● **GOAL**: Tell how many lines in the data below include the word "from". The answer is the number only.

· · · · ·

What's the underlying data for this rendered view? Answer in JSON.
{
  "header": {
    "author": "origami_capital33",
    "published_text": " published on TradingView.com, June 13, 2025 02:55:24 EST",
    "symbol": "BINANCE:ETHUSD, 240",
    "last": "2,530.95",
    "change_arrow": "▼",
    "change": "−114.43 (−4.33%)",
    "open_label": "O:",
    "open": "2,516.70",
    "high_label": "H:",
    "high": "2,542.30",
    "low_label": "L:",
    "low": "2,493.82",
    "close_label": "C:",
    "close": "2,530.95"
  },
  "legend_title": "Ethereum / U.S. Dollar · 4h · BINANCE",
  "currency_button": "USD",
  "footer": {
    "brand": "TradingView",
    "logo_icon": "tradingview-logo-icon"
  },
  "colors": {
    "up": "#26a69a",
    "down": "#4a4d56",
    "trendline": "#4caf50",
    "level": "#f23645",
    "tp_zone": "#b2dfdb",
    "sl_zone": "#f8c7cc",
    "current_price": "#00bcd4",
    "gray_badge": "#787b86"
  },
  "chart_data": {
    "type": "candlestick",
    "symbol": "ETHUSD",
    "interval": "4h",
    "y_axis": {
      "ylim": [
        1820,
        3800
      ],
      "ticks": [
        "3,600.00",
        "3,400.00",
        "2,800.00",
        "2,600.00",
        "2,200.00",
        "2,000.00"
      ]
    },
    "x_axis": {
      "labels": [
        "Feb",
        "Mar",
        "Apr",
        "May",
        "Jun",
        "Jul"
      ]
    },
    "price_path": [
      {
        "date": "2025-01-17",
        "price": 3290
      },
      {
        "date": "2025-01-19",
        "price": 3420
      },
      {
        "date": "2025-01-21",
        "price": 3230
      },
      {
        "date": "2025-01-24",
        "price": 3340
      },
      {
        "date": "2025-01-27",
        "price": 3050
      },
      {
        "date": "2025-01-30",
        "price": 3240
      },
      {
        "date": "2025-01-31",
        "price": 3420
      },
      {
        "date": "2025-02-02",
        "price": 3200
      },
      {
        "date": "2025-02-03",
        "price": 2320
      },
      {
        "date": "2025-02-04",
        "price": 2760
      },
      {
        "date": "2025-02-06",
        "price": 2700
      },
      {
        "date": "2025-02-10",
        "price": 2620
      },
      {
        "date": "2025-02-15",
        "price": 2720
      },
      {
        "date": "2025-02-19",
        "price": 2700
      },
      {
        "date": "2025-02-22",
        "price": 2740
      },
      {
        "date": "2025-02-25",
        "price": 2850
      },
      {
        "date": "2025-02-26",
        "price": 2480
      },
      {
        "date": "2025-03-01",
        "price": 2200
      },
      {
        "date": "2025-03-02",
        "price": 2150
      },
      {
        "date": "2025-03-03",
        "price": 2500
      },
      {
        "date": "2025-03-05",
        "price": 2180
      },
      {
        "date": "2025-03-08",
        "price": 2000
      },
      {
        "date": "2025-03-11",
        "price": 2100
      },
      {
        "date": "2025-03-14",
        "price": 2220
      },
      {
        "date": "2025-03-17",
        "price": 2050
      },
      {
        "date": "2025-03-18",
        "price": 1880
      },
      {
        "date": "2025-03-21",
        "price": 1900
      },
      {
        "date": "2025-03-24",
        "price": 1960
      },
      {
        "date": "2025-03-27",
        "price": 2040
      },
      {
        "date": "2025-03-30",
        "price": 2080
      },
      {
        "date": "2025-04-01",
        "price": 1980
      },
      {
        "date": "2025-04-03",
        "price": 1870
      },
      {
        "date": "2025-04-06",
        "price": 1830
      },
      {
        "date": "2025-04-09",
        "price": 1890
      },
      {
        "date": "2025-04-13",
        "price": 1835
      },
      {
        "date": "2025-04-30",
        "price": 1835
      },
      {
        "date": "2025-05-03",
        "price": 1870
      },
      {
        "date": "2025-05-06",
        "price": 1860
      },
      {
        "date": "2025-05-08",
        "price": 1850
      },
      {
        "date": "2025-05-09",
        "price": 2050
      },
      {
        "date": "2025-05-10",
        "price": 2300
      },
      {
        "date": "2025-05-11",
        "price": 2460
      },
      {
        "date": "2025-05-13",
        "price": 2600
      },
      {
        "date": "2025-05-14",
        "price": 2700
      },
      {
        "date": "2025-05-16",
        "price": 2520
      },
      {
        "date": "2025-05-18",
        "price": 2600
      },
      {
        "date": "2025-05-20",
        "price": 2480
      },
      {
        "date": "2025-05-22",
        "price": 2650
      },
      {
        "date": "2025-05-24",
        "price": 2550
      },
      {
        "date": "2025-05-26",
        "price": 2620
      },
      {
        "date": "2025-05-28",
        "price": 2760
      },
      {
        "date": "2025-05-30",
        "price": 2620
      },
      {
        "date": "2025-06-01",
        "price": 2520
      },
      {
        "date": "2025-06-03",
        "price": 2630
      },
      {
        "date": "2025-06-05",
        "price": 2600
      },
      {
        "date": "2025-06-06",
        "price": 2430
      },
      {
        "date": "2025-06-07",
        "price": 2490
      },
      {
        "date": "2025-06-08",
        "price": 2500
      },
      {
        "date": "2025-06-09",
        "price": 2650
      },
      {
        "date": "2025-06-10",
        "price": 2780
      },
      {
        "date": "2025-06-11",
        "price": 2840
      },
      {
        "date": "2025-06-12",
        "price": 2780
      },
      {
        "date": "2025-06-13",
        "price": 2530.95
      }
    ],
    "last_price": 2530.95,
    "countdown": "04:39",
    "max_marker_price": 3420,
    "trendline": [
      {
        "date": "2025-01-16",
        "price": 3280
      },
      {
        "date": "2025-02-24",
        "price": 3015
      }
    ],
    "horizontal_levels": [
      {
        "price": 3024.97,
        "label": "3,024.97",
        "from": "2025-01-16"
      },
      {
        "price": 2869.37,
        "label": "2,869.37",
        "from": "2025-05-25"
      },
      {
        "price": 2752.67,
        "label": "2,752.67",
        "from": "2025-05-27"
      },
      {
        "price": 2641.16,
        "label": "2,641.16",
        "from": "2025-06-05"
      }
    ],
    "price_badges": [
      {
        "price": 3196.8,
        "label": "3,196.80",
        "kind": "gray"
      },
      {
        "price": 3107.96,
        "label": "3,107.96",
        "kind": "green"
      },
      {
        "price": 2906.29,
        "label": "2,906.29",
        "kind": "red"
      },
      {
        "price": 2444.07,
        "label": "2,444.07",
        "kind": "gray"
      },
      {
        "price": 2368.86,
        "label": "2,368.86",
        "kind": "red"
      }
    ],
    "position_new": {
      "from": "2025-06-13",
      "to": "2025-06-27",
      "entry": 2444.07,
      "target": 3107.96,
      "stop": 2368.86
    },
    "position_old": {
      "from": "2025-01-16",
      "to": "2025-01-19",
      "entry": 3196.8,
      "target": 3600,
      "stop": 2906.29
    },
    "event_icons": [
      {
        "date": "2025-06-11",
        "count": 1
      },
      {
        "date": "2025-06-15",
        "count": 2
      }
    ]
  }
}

· · · · ·

● **RESULT BELOW**: 6